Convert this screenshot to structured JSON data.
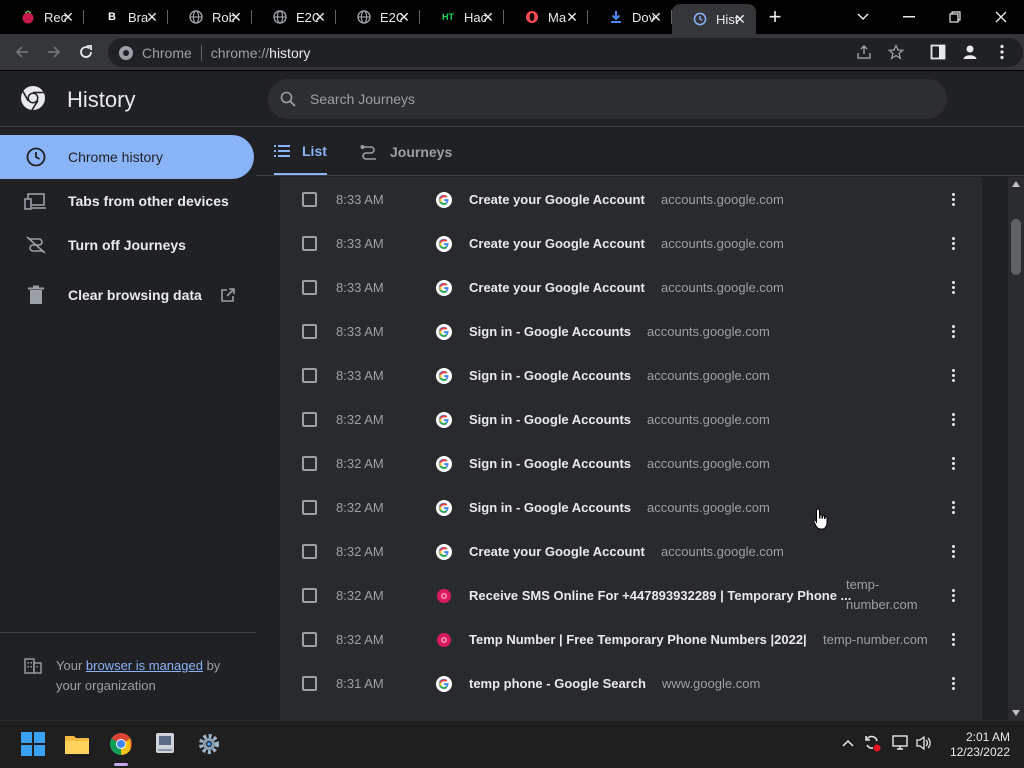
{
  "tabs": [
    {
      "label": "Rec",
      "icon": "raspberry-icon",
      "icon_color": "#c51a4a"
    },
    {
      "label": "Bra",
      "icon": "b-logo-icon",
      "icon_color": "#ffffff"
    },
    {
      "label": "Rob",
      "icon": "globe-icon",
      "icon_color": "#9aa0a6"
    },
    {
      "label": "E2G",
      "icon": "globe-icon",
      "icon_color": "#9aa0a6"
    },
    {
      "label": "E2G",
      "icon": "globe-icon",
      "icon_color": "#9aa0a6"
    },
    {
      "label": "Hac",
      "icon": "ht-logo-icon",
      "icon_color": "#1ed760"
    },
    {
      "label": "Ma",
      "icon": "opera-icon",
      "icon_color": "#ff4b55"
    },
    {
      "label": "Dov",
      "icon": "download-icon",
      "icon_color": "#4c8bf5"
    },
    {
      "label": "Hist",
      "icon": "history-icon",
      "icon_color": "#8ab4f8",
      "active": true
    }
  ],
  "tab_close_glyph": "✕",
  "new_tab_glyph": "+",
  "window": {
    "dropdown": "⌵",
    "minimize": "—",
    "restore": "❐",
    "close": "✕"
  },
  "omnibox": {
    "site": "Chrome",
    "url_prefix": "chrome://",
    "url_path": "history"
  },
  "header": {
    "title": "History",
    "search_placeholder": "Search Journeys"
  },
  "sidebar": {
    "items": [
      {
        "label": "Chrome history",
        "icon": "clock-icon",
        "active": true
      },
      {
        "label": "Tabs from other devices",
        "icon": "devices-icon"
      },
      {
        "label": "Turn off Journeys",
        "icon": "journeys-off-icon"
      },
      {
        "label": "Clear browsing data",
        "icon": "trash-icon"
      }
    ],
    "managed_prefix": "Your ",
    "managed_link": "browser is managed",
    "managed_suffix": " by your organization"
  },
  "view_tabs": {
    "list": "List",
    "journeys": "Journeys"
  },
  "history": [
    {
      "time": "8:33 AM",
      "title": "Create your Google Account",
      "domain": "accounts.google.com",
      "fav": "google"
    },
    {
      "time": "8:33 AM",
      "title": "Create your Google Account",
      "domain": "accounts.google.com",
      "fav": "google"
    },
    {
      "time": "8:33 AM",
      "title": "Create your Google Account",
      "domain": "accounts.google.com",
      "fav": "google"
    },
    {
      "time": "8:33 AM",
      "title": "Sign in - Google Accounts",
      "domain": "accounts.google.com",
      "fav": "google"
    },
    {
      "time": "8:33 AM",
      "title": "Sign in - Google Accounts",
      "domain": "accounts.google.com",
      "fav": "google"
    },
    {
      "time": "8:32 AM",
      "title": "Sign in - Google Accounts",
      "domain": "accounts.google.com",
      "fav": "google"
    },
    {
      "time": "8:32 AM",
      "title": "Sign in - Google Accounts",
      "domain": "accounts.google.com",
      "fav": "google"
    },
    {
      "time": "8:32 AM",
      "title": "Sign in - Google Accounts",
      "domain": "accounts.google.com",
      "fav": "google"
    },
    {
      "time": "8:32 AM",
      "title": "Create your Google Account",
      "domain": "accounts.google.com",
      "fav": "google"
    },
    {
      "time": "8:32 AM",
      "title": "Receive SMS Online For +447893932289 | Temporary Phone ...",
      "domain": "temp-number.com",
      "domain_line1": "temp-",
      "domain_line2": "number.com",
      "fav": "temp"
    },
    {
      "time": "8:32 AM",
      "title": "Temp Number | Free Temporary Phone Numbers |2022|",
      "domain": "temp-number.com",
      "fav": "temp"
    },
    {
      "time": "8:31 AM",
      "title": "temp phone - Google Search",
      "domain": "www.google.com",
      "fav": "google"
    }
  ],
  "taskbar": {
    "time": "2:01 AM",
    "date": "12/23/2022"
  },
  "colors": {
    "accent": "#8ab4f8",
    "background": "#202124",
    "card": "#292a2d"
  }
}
- - - - - - -
▶ **The problem**: Each entry above is to be written out again unchanged, apart from the pictures, which are left out.

▶ **Result**:
Convert this screenshot to structured JSON data.
{
  "tabs": [
    {
      "label": "Rec",
      "icon": "raspberry-icon",
      "icon_color": "#c51a4a"
    },
    {
      "label": "Bra",
      "icon": "b-logo-icon",
      "icon_color": "#ffffff"
    },
    {
      "label": "Rob",
      "icon": "globe-icon",
      "icon_color": "#9aa0a6"
    },
    {
      "label": "E2G",
      "icon": "globe-icon",
      "icon_color": "#9aa0a6"
    },
    {
      "label": "E2G",
      "icon": "globe-icon",
      "icon_color": "#9aa0a6"
    },
    {
      "label": "Hac",
      "icon": "ht-logo-icon",
      "icon_color": "#1ed760"
    },
    {
      "label": "Ma",
      "icon": "opera-icon",
      "icon_color": "#ff4b55"
    },
    {
      "label": "Dov",
      "icon": "download-icon",
      "icon_color": "#4c8bf5"
    },
    {
      "label": "Hist",
      "icon": "history-icon",
      "icon_color": "#8ab4f8",
      "active": true
    }
  ],
  "tab_close_glyph": "✕",
  "new_tab_glyph": "+",
  "window": {
    "dropdown": "⌵",
    "minimize": "—",
    "restore": "❐",
    "close": "✕"
  },
  "omnibox": {
    "site": "Chrome",
    "url_prefix": "chrome://",
    "url_path": "history"
  },
  "header": {
    "title": "History",
    "search_placeholder": "Search Journeys"
  },
  "sidebar": {
    "items": [
      {
        "label": "Chrome history",
        "icon": "clock-icon",
        "active": true
      },
      {
        "label": "Tabs from other devices",
        "icon": "devices-icon"
      },
      {
        "label": "Turn off Journeys",
        "icon": "journeys-off-icon"
      },
      {
        "label": "Clear browsing data",
        "icon": "trash-icon"
      }
    ],
    "managed_prefix": "Your ",
    "managed_link": "browser is managed",
    "managed_suffix": " by your organization"
  },
  "view_tabs": {
    "list": "List",
    "journeys": "Journeys"
  },
  "history": [
    {
      "time": "8:33 AM",
      "title": "Create your Google Account",
      "domain": "accounts.google.com",
      "fav": "google"
    },
    {
      "time": "8:33 AM",
      "title": "Create your Google Account",
      "domain": "accounts.google.com",
      "fav": "google"
    },
    {
      "time": "8:33 AM",
      "title": "Create your Google Account",
      "domain": "accounts.google.com",
      "fav": "google"
    },
    {
      "time": "8:33 AM",
      "title": "Sign in - Google Accounts",
      "domain": "accounts.google.com",
      "fav": "google"
    },
    {
      "time": "8:33 AM",
      "title": "Sign in - Google Accounts",
      "domain": "accounts.google.com",
      "fav": "google"
    },
    {
      "time": "8:32 AM",
      "title": "Sign in - Google Accounts",
      "domain": "accounts.google.com",
      "fav": "google"
    },
    {
      "time": "8:32 AM",
      "title": "Sign in - Google Accounts",
      "domain": "accounts.google.com",
      "fav": "google"
    },
    {
      "time": "8:32 AM",
      "title": "Sign in - Google Accounts",
      "domain": "accounts.google.com",
      "fav": "google"
    },
    {
      "time": "8:32 AM",
      "title": "Create your Google Account",
      "domain": "accounts.google.com",
      "fav": "google"
    },
    {
      "time": "8:32 AM",
      "title": "Receive SMS Online For +447893932289 | Temporary Phone ...",
      "domain": "temp-number.com",
      "domain_line1": "temp-",
      "domain_line2": "number.com",
      "fav": "temp"
    },
    {
      "time": "8:32 AM",
      "title": "Temp Number | Free Temporary Phone Numbers |2022|",
      "domain": "temp-number.com",
      "fav": "temp"
    },
    {
      "time": "8:31 AM",
      "title": "temp phone - Google Search",
      "domain": "www.google.com",
      "fav": "google"
    }
  ],
  "taskbar": {
    "time": "2:01 AM",
    "date": "12/23/2022"
  },
  "colors": {
    "accent": "#8ab4f8",
    "background": "#202124",
    "card": "#292a2d"
  }
}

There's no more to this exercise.